= Exercise =
Pull out all lines from the listing below in which the word "частями" appears.

[Extracted data entries]
+ + + +

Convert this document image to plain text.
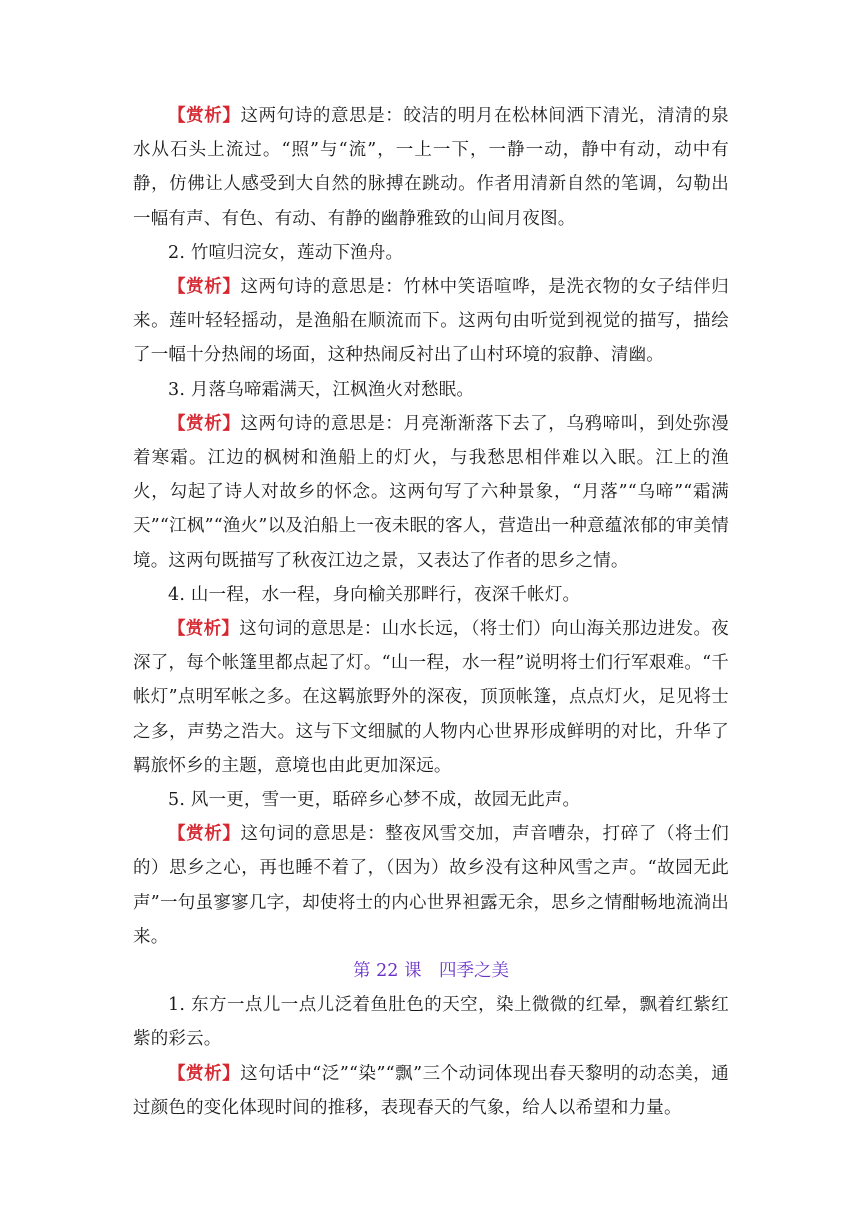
【赏析】这两句诗的意思是：皎洁的明月在松林间洒下清光，清清的泉水从石头上流过。“照”与“流”，一上一下，一静一动，静中有动，动中有静，仿佛让人感受到大自然的脉搏在跳动。作者用清新自然的笔调，勾勒出一幅有声、有色、有动、有静的幽静雅致的山间月夜图。

2. 竹喧归浣女，莲动下渔舟。

【赏析】这两句诗的意思是：竹林中笑语喧哗，是洗衣物的女子结伴归来。莲叶轻轻摇动，是渔船在顺流而下。这两句由听觉到视觉的描写，描绘了一幅十分热闹的场面，这种热闹反衬出了山村环境的寂静、清幽。

3. 月落乌啼霜满天，江枫渔火对愁眠。

【赏析】这两句诗的意思是：月亮渐渐落下去了，乌鸦啼叫，到处弥漫着寒霜。江边的枫树和渔船上的灯火，与我愁思相伴难以入眠。江上的渔火，勾起了诗人对故乡的怀念。这两句写了六种景象，“月落”“乌啼”“霜满天”“江枫”“渔火”以及泊船上一夜未眠的客人，营造出一种意蕴浓郁的审美情境。这两句既描写了秋夜江边之景，又表达了作者的思乡之情。

4. 山一程，水一程，身向榆关那畔行，夜深千帐灯。

【赏析】这句词的意思是：山水长远，（将士们）向山海关那边进发。夜深了，每个帐篷里都点起了灯。“山一程，水一程”说明将士们行军艰难。“千帐灯”点明军帐之多。在这羁旅野外的深夜，顶顶帐篷，点点灯火，足见将士之多，声势之浩大。这与下文细腻的人物内心世界形成鲜明的对比，升华了羁旅怀乡的主题，意境也由此更加深远。

5. 风一更，雪一更，聒碎乡心梦不成，故园无此声。

【赏析】这句词的意思是：整夜风雪交加，声音嘈杂，打碎了（将士们的）思乡之心，再也睡不着了，（因为）故乡没有这种风雪之声。“故园无此声”一句虽寥寥几字，却使将士的内心世界袒露无余，思乡之情酣畅地流淌出来。

第 22 课　四季之美

1. 东方一点儿一点儿泛着鱼肚色的天空，染上微微的红晕，飘着红紫红紫的彩云。

【赏析】这句话中“泛”“染”“飘”三个动词体现出春天黎明的动态美，通过颜色的变化体现时间的推移，表现春天的气象，给人以希望和力量。
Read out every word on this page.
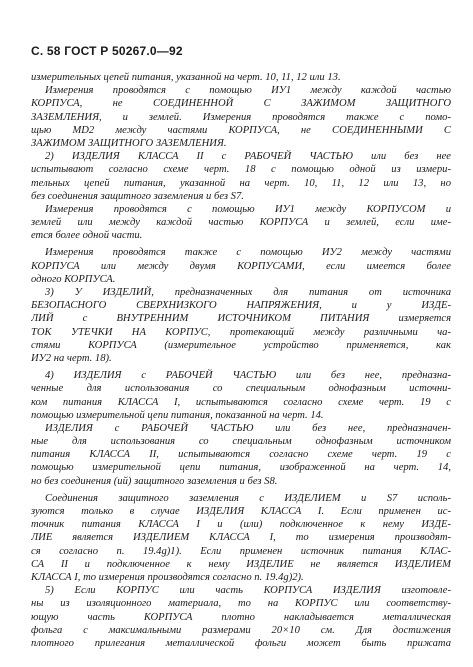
С. 58 ГОСТ Р 50267.0—92
измерительных цепей питания, указанной на черт. 10, 11, 12 или 13.
Измерения проводятся с помощью ИУ1 между каждой частью
КОРПУСА, не СОЕДИНЕННОЙ С ЗАЖИМОМ ЗАЩИТНОГО
ЗАЗЕМЛЕНИЯ, и землей. Измерения проводятся также с помо-
щью MD2 между частями КОРПУСА, не СОЕДИНЕННЫМИ С
ЗАЖИМОМ ЗАЩИТНОГО ЗАЗЕМЛЕНИЯ.
2) ИЗДЕЛИЯ КЛАССА II с РАБОЧЕЙ ЧАСТЬЮ или без нее
испытывают согласно схеме черт. 18 с помощью одной из измери-
тельных цепей питания, указанной на черт. 10, 11, 12 или 13, но
без соединения защитного заземления и без S7.
Измерения проводятся с помощью ИУ1 между КОРПУСОМ и
землей или между каждой частью КОРПУСА и землей, если име-
ется более одной части.
Измерения проводятся также с помощью ИУ2 между частями
КОРПУСА или между двумя КОРПУСАМИ, если имеется более
одного КОРПУСА.
3) У ИЗДЕЛИЙ, предназначенных для питания от источника
БЕЗОПАСНОГО СВЕРХНИЗКОГО НАПРЯЖЕНИЯ, и у ИЗДЕ-
ЛИЙ с ВНУТРЕННИМ ИСТОЧНИКОМ ПИТАНИЯ измеряется
ТОК УТЕЧКИ НА КОРПУС, протекающий между различными ча-
стями КОРПУСА (измерительное устройство применяется, как
ИУ2 на черт. 18).
4) ИЗДЕЛИЯ с РАБОЧЕЙ ЧАСТЬЮ или без нее, предназна-
ченные для использования со специальным однофазным источни-
ком питания КЛАССА I, испытываются согласно схеме черт. 19 с
помощью измерительной цепи питания, показанной на черт. 14.
ИЗДЕЛИЯ с РАБОЧЕЙ ЧАСТЬЮ или без нее, предназначен-
ные для использования со специальным однофазным источником
питания КЛАССА II, испытываются согласно схеме черт. 19 с
помощью измерительной цепи питания, изображенной на черт. 14,
но без соединения (ий) защитного заземления и без S8.
Соединения защитного заземления с ИЗДЕЛИЕМ и S7 исполь-
зуются только в случае ИЗДЕЛИЯ КЛАССА I. Если применен ис-
точник питания КЛАССА I и (или) подключенное к нему ИЗДЕ-
ЛИЕ является ИЗДЕЛИЕМ КЛАССА I, то измерения производят-
ся согласно п. 19.4g)1). Если применен источник питания КЛАС-
СА II и подключенное к нему ИЗДЕЛИЕ не является ИЗДЕЛИЕМ
КЛАССА I, то измерения производятся согласно п. 19.4g)2).
5) Если КОРПУС или часть КОРПУСА ИЗДЕЛИЯ изготовле-
ны из изоляционного материала, то на КОРПУС или соответству-
ющую часть КОРПУСА плотно накладывается металлическая
фольга с максимальными размерами 20×10 см. Для достижения
плотного прилегания металлической фольги может быть прижата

+ + + +

= Finished task =
щью MD2 между частями КОРПУСА, не СОЕДИНЕННЫМИ С
Измерения проводятся также с помощью ИУ2 между частями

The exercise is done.